== 原文 ==

セッション情報 口演

肝癌4

タイトル O-171:

当院における転移性肝癌に対するラジオ波焼灼術施行症例の治療成績

演者 鯉田 五月(八尾徳洲会総合病院肝臓センター)
共同演者 木村 拓也(八尾徳洲会総合病院肝臓センター), 松田 康雄(八尾徳洲会総合病院肝臓センター)
抄録 【目的】転移性肝癌に対するRFAの有効性は明らかになっていない.転移性肝癌に対してラジオ波焼灼術(RFA)を行った症例について合併症および治療成績を検討した.【方法】2005年5月から2012年2月に転移性肝癌に対しRFAを施行した症例は25例37結節であった.うち減量目的にRFAを施行した4例6結節をのぞいた21例31結節を対象とした.年齢は64-83歳(平均74.7歳)で男性15例,女性6例であった.原発巣は大腸16例(23結節),胃5例(8結節)であった.また14例はRFA前に肝切を行っている.上記症例に対して治療を要したRFAに関連した合併症の検討,また治療成績として1年以内の局所再発および生存率に関して検討した.穿刺方法は全身麻酔下で経皮的に穿刺し,穿刺針はCool-tip needleを用いた.【成績】全例原発巣切除後の同時性もしくは異時性転移症例に対し,RFAを施行した.RFA時腫瘍径は0.7‐3.4cm(平均1.85cm)腫瘍個数は1/2/3/4=14/5/1/1例,RFA時肝外病変あり/なし=1/20例,RFA前化学療法あり/なし=3/18例,観察期間120-2190日(平均744日),RFA後化学療法あり/なし=3/17例であった.合併症は1例(1結節)に認めRFA中に腹腔内出血を認め中止したが,保存的療法で軽快した.1年以内の局所再発は大腸癌症例で4例4結節(18%),胃癌症例で1例1結節(12%)に認め,両群間に有意差は認めなかった.またRFA後の局所再発と再発なしでは腫瘍径や腫瘍部位や焼灼出力(W)には有意差はなかった.RFA後の累積生存率は大腸癌症例では1年78.6%,3年21.4%,5年14%,胃癌症例では1年66.7%,3年0%,5年0%で,両群間に有意差は認めなかった.【結論】転移性肝癌症例にRFAを導入し,治療成績を検討した.重篤な合併症を1例に認めたが,保存的療法で軽快した.転移性肝癌において局所再発に寄与する因子はなかったが,転移性肝癌においてRFAは集学的治療の一環を担っていると考えられた.

===
== 提供データ ==

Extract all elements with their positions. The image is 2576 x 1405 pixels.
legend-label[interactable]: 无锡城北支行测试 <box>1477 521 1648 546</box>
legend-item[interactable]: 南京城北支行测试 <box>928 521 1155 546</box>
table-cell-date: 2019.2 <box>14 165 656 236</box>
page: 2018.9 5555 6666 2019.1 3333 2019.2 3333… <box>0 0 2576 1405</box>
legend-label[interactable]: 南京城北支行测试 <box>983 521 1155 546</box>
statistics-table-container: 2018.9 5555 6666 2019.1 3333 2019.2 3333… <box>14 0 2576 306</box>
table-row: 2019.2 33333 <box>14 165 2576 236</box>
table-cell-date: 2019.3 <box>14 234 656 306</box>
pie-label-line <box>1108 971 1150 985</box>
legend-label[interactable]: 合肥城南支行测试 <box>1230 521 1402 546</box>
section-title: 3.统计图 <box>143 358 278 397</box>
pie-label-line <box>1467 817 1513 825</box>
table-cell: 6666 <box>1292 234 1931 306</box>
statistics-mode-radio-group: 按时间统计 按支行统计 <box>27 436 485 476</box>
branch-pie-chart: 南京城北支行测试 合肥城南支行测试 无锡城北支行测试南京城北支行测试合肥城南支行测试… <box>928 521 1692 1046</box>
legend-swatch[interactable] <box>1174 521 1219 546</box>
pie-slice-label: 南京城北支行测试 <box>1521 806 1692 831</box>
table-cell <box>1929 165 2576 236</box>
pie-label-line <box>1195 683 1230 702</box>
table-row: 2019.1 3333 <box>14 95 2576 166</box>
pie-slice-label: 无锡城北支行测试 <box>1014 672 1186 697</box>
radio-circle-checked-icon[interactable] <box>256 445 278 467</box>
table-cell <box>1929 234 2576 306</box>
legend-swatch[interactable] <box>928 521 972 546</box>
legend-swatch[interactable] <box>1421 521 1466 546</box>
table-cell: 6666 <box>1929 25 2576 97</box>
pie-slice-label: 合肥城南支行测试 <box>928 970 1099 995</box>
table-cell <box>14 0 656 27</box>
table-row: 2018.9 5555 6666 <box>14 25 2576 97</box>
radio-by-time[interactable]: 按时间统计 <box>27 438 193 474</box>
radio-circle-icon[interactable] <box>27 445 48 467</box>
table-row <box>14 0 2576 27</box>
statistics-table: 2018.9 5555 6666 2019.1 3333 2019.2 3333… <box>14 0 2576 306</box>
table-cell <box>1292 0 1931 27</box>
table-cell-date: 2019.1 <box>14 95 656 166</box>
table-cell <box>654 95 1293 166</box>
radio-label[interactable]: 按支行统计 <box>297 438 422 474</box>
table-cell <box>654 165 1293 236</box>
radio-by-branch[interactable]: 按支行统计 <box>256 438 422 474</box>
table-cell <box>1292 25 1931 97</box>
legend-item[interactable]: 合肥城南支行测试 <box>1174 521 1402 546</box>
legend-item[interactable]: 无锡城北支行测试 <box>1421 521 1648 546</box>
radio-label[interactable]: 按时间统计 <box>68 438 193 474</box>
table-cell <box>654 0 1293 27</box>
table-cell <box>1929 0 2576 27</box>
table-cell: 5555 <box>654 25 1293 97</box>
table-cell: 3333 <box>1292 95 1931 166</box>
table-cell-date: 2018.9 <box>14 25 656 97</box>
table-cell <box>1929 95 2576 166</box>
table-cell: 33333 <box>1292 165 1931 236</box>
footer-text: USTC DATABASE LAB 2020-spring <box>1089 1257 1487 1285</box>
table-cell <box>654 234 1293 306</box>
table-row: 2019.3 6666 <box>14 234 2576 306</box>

===

■ 設問 ■
転移性肝癌へのRFAに関する抄録をもとに、次の問いに答えよ。
1. 減量目的の症例を除いて対象とした症例数と結節数はいくつか。
2. 穿刺針には何が用いられたか。
3. 大腸癌症例におけるRFA後の3年累積生存率は何%か。
答えは抄録の記述だけを根拠とすること。

■ 解答 ■
1. 21例31結節
2. Cool-tip needle
3. 21.4%